**Dataset extract**
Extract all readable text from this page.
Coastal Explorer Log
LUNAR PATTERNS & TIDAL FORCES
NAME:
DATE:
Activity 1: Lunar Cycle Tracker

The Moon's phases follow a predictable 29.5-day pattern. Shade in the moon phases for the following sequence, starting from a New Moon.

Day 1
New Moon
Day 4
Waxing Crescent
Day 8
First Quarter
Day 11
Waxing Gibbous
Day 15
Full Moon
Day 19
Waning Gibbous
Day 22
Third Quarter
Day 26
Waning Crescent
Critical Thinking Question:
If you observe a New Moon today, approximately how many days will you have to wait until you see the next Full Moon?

**What you have to do**
Print the entries exactly. Include every one.

**Full response**
Extract all readable text from this page.
Coastal Explorer Log
LUNAR PATTERNS & TIDAL FORCES
NAME:
DATE:
Activity 1: Lunar Cycle Tracker

The Moon's phases follow a predictable 29.5-day pattern. Shade in the moon phases for the following sequence, starting from a New Moon.

Day 1
New Moon
Day 4
Waxing Crescent
Day 8
First Quarter
Day 11
Waxing Gibbous
Day 15
Full Moon
Day 19
Waning Gibbous
Day 22
Third Quarter
Day 26
Waning Crescent
Critical Thinking Question:
If you observe a New Moon today, approximately how many days will you have to wait until you see the next Full Moon?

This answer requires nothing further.